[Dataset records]
* Start *
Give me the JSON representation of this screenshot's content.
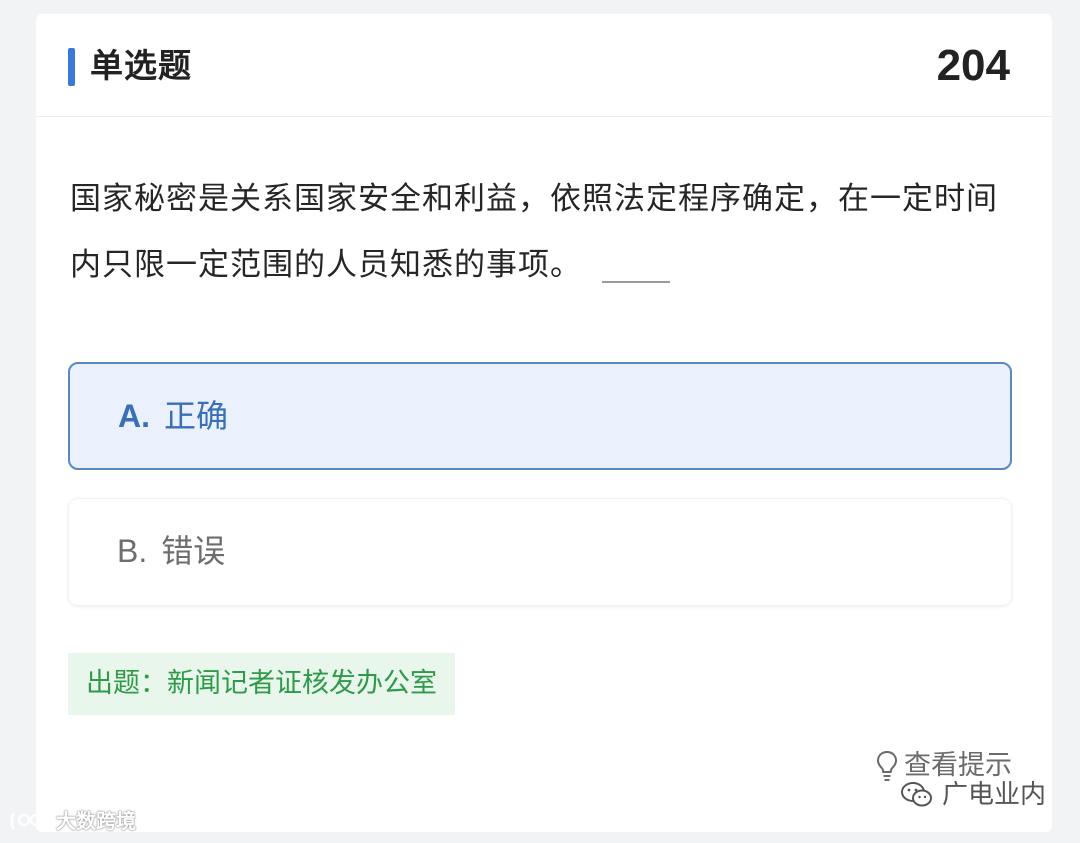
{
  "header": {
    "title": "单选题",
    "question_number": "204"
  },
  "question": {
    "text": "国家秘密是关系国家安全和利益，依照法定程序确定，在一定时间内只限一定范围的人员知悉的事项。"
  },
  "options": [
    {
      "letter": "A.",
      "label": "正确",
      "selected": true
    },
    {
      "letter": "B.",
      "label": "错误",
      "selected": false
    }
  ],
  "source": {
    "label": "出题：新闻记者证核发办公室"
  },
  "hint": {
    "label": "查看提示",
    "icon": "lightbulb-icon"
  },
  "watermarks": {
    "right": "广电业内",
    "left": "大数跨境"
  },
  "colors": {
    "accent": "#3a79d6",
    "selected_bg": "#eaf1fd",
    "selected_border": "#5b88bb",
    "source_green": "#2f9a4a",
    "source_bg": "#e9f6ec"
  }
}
* End *
● The exercise
Take the records above and transcribe them exactly, dropping every picture.

● Expected answer
Give me the JSON representation of this screenshot's content.
{
  "header": {
    "title": "单选题",
    "question_number": "204"
  },
  "question": {
    "text": "国家秘密是关系国家安全和利益，依照法定程序确定，在一定时间内只限一定范围的人员知悉的事项。"
  },
  "options": [
    {
      "letter": "A.",
      "label": "正确",
      "selected": true
    },
    {
      "letter": "B.",
      "label": "错误",
      "selected": false
    }
  ],
  "source": {
    "label": "出题：新闻记者证核发办公室"
  },
  "hint": {
    "label": "查看提示",
    "icon": "lightbulb-icon"
  },
  "watermarks": {
    "right": "广电业内",
    "left": "大数跨境"
  },
  "colors": {
    "accent": "#3a79d6",
    "selected_bg": "#eaf1fd",
    "selected_border": "#5b88bb",
    "source_green": "#2f9a4a",
    "source_bg": "#e9f6ec"
  }
}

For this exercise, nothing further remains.